TASK REQUIREMENTS
Narrow the data below down to the lines containing "стоматологии".

AVAILABLE DATA
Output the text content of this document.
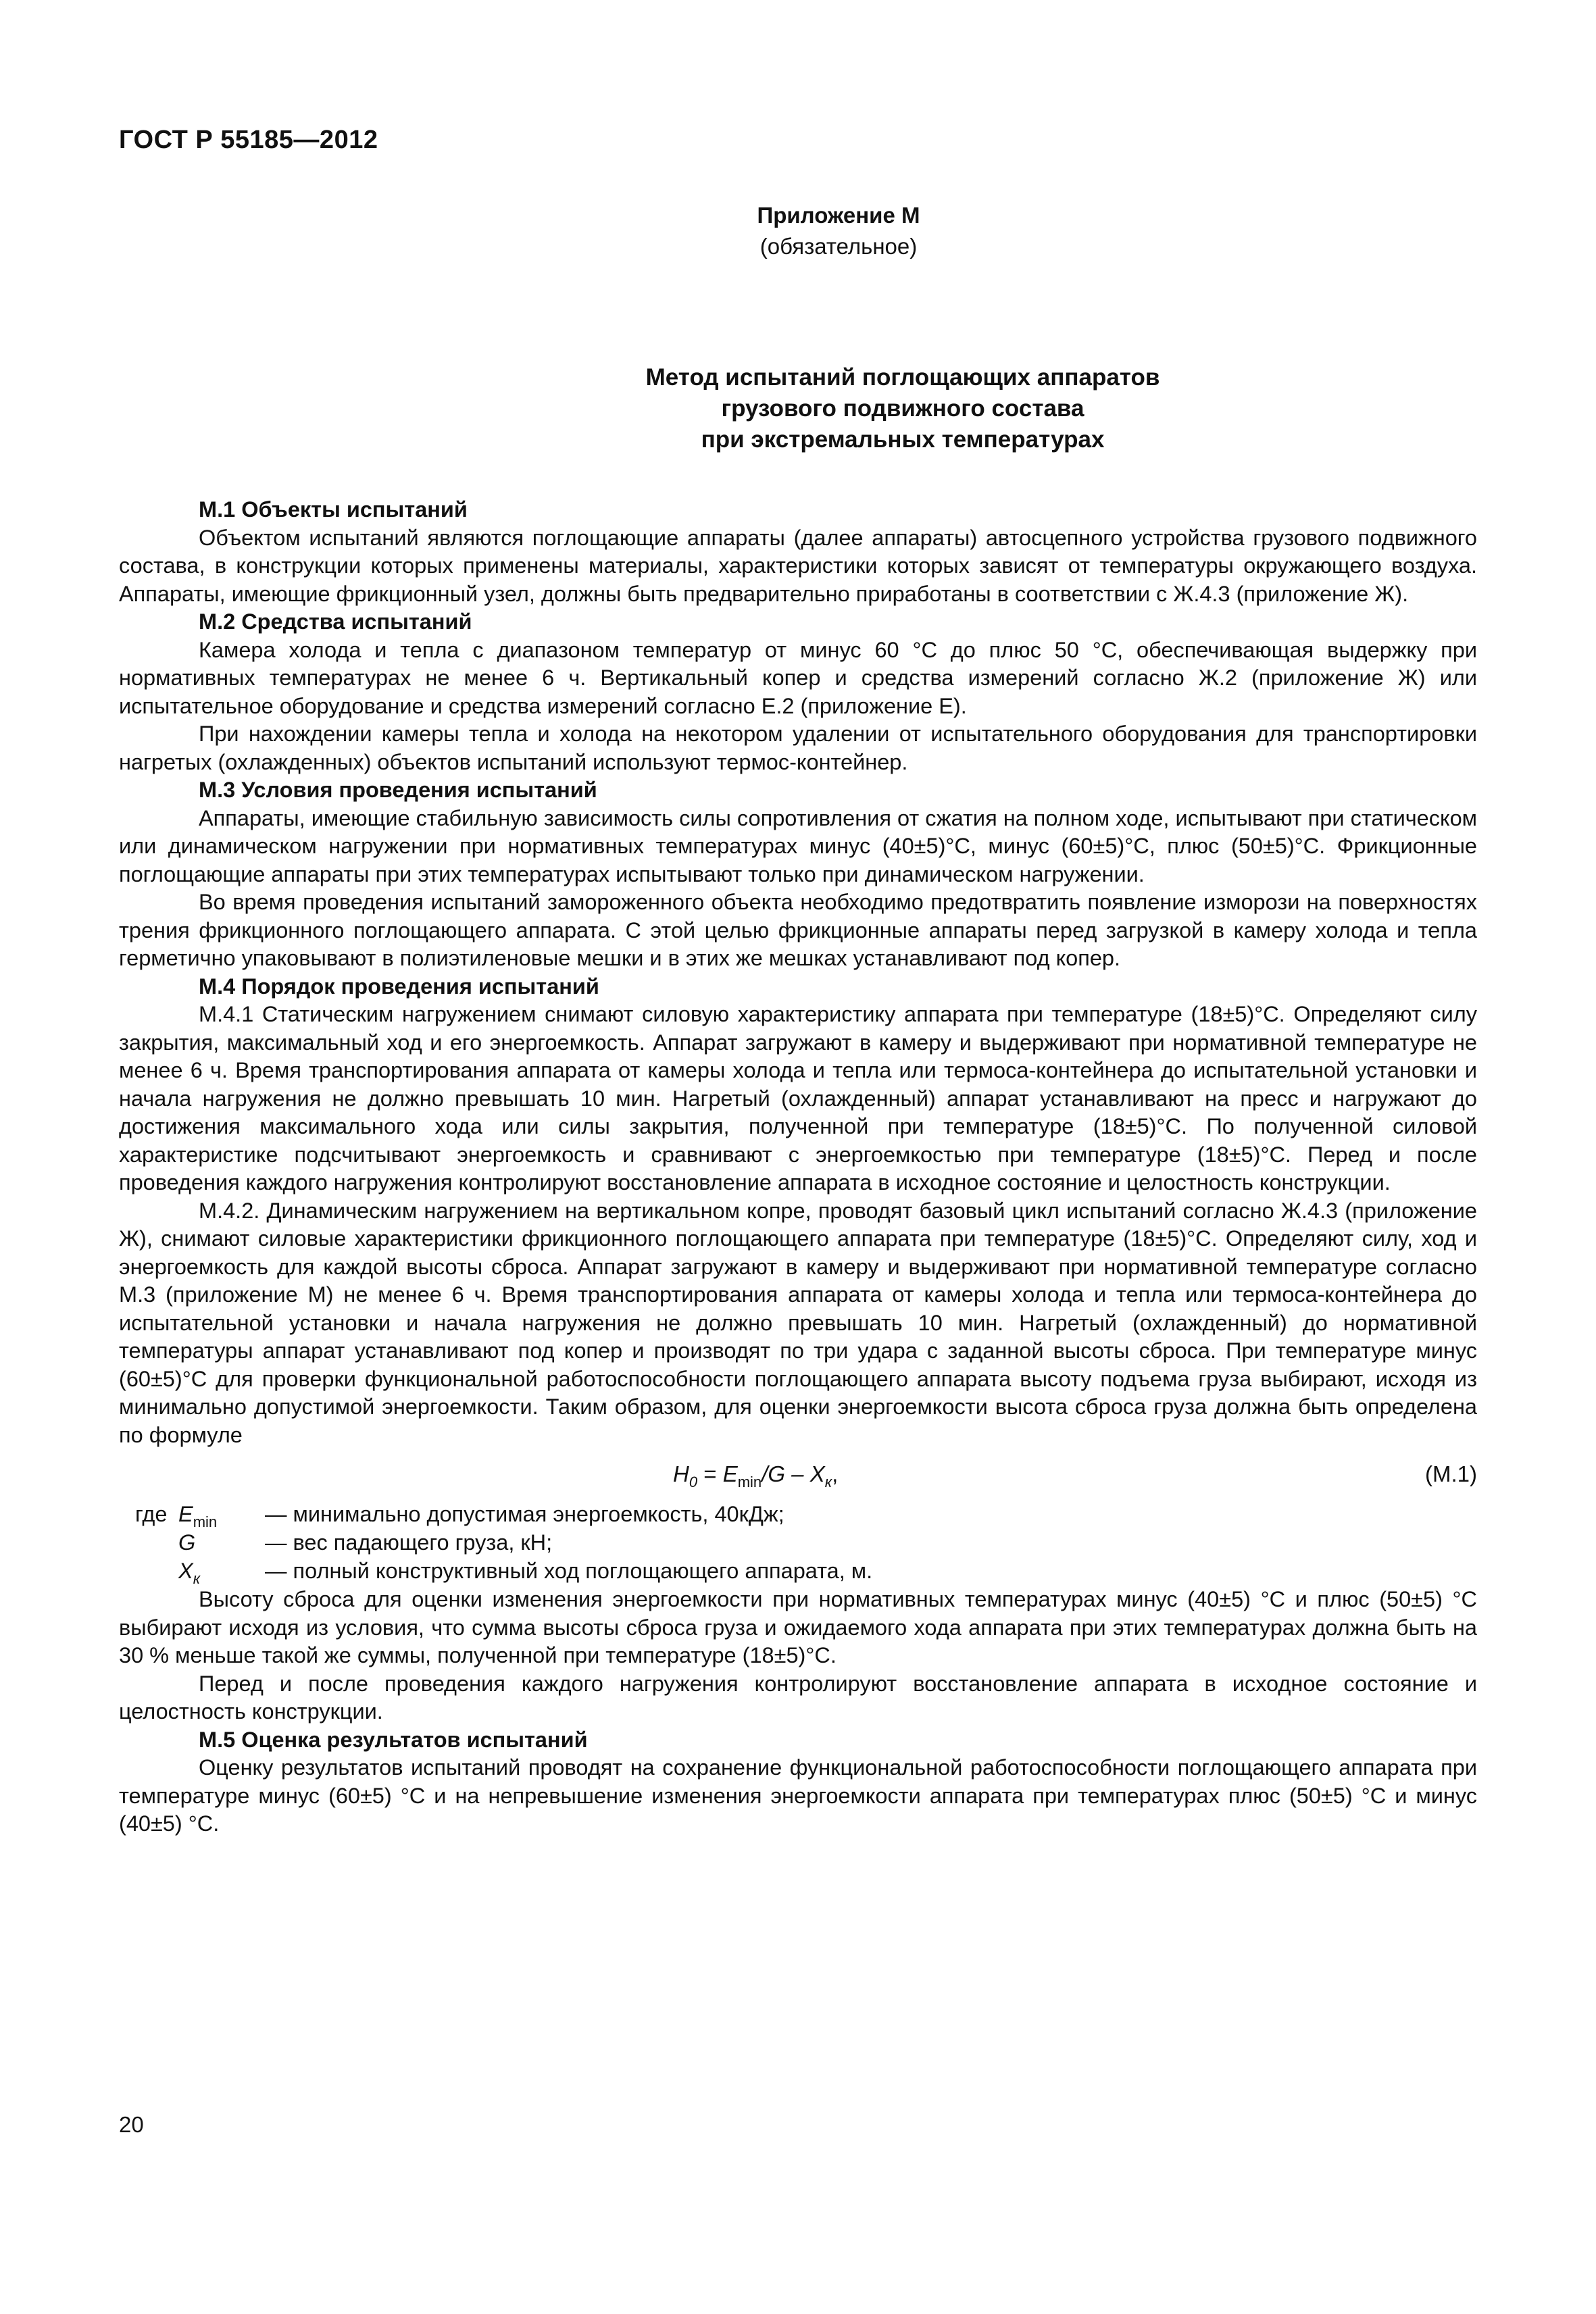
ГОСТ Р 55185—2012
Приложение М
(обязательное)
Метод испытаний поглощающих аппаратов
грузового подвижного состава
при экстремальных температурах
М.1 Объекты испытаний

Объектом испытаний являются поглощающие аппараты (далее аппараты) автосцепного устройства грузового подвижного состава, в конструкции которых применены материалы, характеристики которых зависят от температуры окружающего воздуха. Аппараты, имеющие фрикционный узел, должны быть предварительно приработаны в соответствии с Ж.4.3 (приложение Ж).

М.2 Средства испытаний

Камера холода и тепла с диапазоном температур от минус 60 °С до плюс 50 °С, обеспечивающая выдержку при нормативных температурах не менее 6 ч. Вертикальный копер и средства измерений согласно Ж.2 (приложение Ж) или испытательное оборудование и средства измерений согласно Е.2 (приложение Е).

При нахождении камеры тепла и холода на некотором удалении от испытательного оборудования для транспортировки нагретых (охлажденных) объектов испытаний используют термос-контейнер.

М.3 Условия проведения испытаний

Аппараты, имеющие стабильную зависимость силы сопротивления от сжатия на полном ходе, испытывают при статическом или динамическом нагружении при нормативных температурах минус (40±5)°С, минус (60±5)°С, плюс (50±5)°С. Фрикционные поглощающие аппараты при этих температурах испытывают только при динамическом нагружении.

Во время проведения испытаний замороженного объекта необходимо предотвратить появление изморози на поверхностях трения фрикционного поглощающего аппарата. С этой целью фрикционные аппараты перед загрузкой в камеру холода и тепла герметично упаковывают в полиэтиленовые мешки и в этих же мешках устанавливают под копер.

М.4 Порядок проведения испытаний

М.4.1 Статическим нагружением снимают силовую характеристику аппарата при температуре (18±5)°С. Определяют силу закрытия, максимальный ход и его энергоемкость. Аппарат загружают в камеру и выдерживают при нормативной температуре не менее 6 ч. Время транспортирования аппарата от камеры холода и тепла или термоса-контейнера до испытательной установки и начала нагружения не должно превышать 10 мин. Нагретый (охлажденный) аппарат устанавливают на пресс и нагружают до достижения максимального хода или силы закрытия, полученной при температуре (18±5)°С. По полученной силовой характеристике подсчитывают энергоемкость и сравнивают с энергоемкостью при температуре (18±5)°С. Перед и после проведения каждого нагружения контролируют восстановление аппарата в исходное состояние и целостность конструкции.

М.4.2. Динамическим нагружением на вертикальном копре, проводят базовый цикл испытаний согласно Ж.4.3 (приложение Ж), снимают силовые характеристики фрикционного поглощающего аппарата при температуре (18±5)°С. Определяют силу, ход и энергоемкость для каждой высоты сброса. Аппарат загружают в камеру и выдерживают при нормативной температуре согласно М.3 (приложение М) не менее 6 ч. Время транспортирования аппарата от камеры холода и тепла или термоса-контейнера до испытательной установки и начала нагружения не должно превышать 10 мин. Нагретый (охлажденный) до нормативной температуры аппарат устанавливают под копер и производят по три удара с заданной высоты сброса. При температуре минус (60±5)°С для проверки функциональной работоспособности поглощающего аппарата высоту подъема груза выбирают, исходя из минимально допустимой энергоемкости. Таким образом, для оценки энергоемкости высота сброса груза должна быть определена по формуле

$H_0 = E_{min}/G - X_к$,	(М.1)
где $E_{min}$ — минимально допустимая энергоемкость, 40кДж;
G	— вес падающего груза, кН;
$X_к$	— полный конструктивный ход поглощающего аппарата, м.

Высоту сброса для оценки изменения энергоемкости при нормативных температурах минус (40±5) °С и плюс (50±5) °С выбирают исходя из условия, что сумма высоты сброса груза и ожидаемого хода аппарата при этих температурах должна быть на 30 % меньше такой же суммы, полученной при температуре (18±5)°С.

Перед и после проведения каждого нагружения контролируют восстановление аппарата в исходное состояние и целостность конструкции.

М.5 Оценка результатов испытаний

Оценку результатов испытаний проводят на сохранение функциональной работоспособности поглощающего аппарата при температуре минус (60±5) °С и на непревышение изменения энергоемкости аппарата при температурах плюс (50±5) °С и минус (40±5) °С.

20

==

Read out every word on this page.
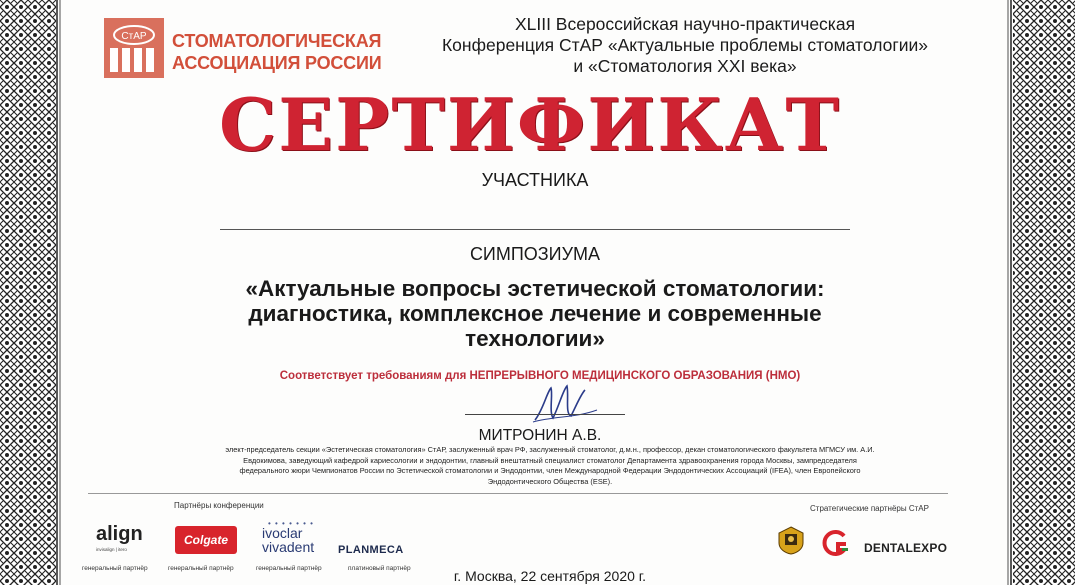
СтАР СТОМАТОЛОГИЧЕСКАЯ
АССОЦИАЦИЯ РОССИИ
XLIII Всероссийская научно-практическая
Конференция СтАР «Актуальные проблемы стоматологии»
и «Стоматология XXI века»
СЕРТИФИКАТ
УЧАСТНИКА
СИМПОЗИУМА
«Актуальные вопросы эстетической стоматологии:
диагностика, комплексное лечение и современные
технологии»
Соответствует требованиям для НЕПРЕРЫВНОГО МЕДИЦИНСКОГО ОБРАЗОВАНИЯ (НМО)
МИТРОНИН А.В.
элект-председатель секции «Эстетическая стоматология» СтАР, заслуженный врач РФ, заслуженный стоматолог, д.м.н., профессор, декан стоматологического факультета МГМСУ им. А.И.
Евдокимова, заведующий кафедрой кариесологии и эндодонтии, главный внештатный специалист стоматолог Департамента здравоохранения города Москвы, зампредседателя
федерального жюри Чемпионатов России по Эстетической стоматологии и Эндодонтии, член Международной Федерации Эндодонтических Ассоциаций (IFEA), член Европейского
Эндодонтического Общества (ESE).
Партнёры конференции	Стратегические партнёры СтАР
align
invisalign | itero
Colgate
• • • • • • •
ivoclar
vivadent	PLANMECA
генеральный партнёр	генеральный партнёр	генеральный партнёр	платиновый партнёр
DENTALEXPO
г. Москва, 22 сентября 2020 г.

...

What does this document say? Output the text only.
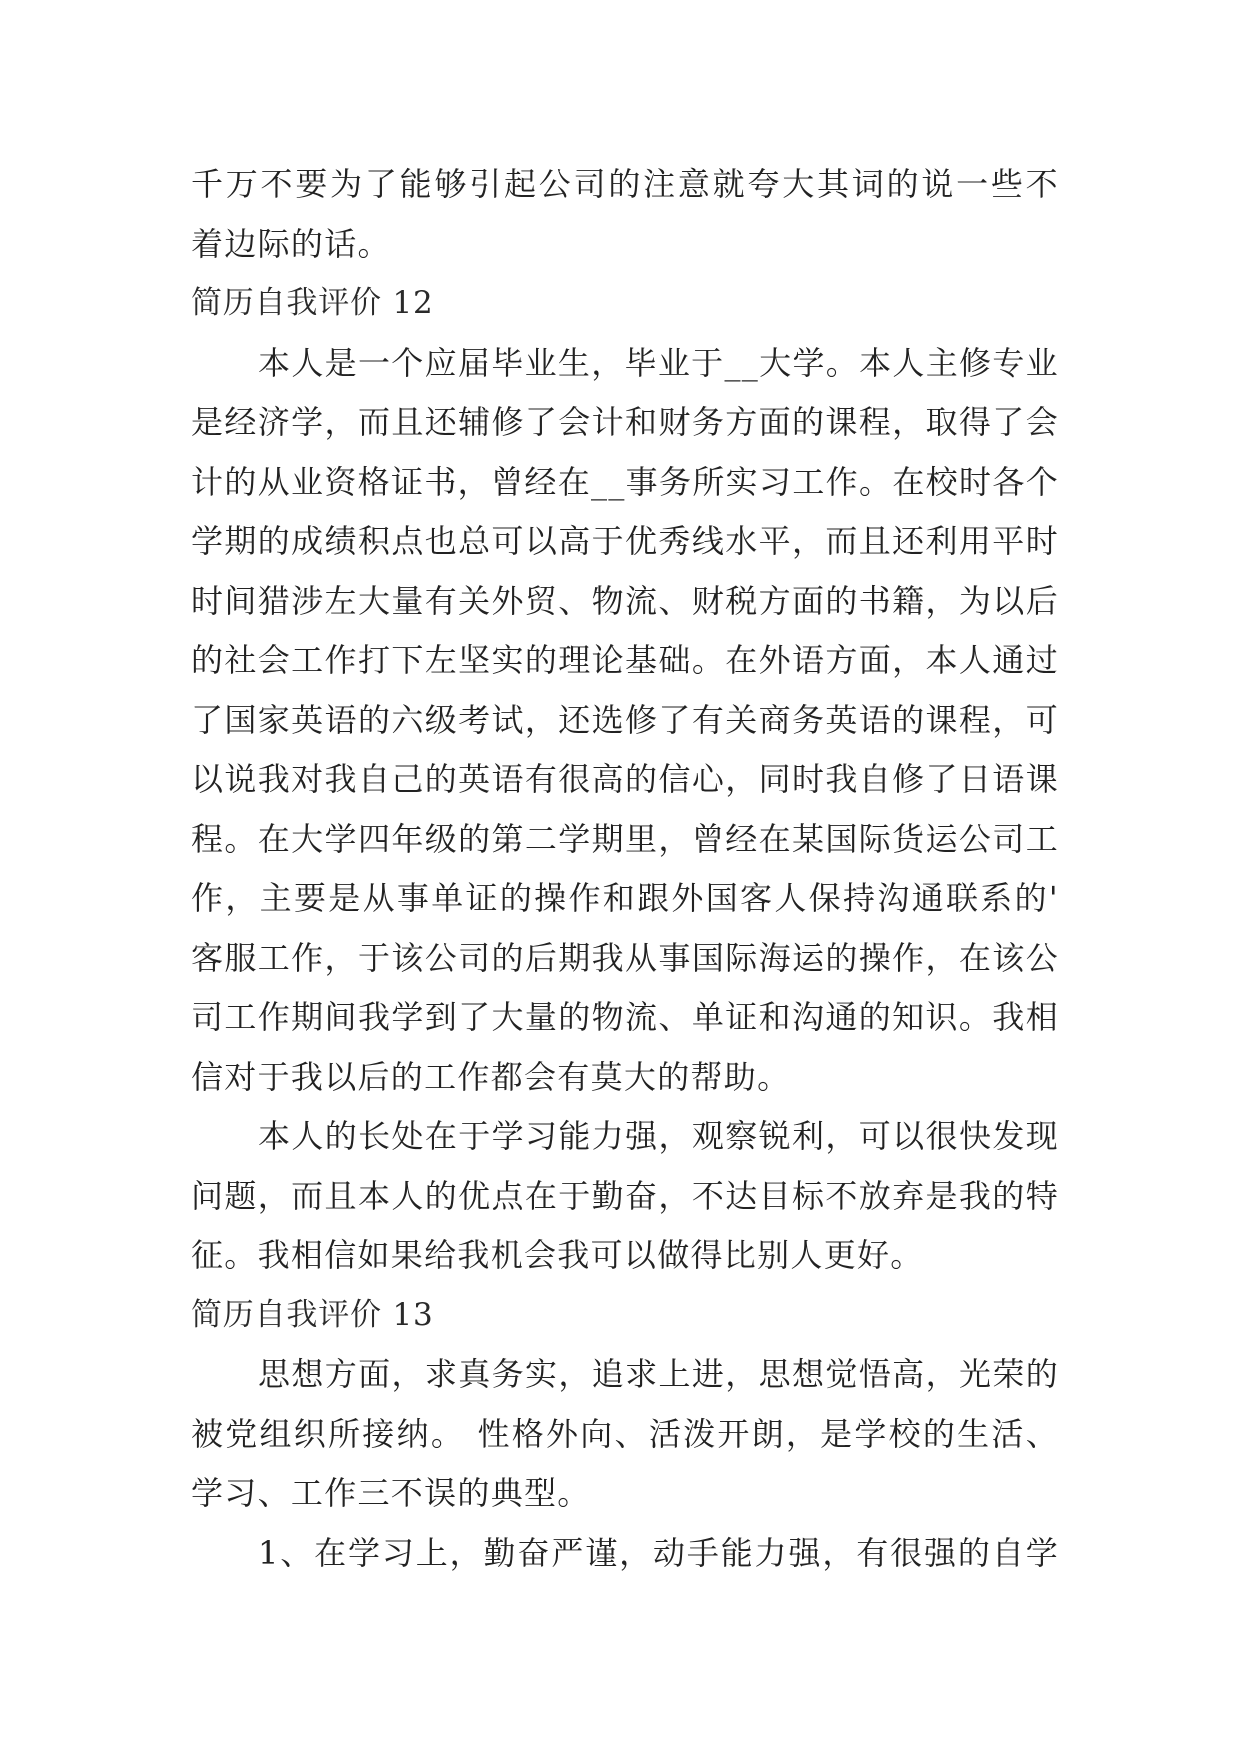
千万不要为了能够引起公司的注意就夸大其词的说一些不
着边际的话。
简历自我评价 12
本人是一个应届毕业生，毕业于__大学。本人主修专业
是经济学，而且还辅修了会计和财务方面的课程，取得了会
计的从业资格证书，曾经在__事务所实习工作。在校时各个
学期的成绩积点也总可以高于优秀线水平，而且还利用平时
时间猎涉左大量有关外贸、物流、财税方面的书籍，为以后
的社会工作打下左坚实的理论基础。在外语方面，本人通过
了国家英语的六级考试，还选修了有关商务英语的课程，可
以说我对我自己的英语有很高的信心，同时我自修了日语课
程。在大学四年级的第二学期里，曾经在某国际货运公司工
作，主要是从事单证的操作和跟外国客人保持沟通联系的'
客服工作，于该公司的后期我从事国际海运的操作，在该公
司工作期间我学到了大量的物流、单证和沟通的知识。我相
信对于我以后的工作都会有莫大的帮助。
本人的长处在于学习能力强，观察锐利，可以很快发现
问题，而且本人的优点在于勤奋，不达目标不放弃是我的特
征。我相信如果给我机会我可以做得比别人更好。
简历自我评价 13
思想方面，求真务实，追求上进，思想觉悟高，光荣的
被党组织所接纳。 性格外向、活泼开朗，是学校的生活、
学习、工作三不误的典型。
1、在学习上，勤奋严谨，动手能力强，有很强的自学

EXERCISE RESPONSE
Конференция СтАР «Актуальные проблемы стоматологии»
«Актуальные вопросы эстетической стоматологии:
федерального жюри Чемпионатов России по Эстетической стоматологии и Эндодонтии, член Международной Федерации Эндодонтических Ассоциаций (IFEA), член Европейского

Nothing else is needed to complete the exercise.